OBJECTIVE:
Give back the whole listing exactly as shown.

DATA LINES:

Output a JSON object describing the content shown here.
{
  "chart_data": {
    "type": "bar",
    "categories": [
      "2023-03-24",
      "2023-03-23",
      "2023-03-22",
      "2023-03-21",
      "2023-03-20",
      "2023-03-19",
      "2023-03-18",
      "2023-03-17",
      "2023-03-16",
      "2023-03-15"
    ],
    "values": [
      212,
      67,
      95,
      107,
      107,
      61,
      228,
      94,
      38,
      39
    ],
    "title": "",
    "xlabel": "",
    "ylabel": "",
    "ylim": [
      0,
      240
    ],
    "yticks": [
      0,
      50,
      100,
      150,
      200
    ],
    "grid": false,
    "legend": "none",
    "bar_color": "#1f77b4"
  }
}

RESPONSE:
Output a JSON object describing the content shown here.
{
  "chart_data": {
    "type": "bar",
    "categories": [
      "2023-03-24",
      "2023-03-23",
      "2023-03-22",
      "2023-03-21",
      "2023-03-20",
      "2023-03-19",
      "2023-03-18",
      "2023-03-17",
      "2023-03-16",
      "2023-03-15"
    ],
    "values": [
      212,
      67,
      95,
      107,
      107,
      61,
      228,
      94,
      38,
      39
    ],
    "title": "",
    "xlabel": "",
    "ylabel": "",
    "ylim": [
      0,
      240
    ],
    "yticks": [
      0,
      50,
      100,
      150,
      200
    ],
    "grid": false,
    "legend": "none",
    "bar_color": "#1f77b4"
  }
}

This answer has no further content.